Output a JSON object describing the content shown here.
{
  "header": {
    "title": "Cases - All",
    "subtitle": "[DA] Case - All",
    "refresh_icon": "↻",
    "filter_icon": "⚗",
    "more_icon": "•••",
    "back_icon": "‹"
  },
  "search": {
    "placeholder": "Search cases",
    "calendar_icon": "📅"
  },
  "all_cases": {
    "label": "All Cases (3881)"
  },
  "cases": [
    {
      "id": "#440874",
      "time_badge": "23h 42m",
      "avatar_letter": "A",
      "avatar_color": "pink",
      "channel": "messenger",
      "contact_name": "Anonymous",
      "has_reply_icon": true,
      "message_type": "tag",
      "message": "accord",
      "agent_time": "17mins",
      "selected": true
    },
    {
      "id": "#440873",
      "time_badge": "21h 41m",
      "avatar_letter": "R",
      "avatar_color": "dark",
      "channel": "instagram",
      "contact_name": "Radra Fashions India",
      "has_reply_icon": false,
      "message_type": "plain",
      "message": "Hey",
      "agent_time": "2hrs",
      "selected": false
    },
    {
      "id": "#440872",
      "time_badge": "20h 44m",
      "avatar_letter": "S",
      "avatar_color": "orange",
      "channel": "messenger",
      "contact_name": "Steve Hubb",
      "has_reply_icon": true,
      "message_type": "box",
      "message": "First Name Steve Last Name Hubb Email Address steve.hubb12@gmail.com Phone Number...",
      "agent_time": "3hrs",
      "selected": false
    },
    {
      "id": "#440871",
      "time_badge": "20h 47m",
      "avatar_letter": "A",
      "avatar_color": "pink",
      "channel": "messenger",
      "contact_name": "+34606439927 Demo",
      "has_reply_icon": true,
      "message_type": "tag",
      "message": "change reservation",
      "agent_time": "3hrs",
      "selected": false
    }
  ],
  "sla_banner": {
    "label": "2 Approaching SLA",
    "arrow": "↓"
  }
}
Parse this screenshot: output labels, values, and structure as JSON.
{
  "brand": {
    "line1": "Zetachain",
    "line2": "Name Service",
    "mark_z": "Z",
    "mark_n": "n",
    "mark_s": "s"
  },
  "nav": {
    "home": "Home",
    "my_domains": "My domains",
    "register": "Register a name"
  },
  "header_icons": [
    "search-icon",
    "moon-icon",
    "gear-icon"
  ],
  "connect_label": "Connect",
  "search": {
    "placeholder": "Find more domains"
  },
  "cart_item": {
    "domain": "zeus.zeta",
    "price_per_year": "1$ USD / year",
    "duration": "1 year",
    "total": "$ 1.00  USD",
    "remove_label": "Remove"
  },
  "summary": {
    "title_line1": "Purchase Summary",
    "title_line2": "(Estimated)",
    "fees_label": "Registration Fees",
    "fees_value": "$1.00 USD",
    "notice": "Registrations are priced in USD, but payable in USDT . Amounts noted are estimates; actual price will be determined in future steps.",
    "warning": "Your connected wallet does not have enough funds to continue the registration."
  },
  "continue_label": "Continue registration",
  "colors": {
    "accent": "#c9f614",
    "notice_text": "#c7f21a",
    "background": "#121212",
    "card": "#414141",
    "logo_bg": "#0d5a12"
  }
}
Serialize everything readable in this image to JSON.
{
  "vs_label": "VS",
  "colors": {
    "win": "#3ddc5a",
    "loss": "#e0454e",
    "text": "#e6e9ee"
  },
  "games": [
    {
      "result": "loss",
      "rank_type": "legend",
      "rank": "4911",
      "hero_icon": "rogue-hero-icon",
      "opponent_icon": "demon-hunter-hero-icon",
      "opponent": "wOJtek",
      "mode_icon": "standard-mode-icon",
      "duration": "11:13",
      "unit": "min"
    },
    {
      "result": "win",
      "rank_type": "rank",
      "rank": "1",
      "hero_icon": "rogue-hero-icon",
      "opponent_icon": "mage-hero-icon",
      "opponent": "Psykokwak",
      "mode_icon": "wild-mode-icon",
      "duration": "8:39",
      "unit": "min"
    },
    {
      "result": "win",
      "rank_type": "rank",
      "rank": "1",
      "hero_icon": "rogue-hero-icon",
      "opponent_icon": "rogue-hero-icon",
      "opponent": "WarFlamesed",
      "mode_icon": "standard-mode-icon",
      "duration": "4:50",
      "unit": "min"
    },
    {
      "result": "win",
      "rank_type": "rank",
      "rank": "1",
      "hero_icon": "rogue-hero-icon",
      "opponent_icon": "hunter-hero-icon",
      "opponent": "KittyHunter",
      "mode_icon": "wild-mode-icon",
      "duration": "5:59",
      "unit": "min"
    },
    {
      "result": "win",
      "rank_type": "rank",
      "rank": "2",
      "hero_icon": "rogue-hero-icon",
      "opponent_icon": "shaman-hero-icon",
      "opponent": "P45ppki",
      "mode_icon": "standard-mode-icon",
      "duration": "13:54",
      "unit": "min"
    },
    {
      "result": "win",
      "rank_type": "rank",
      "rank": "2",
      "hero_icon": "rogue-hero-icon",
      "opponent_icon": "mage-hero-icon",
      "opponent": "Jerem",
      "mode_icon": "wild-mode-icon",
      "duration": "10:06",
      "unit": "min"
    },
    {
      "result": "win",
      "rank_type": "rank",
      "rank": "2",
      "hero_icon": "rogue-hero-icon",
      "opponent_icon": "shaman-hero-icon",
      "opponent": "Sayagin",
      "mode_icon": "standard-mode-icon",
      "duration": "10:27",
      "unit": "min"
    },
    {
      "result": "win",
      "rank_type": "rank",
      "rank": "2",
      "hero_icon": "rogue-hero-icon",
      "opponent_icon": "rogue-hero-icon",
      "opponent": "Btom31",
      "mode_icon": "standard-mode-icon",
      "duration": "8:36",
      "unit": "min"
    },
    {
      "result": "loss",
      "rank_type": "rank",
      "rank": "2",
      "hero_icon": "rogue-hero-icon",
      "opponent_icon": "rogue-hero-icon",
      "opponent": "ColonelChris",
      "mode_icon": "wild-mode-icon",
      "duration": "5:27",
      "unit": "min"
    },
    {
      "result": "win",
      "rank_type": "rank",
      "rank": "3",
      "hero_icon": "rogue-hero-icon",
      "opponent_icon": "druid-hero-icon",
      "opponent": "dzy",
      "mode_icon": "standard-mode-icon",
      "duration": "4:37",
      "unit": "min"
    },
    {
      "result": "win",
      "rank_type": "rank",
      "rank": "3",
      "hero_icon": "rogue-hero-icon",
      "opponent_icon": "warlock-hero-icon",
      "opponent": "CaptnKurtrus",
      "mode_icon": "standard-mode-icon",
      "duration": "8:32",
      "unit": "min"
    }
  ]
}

• _What you need to do_: Copy each line of the data that contains the word "year".

• _Worked solution_:
    "price_per_year": "1$ USD / year",
    "duration": "1 year",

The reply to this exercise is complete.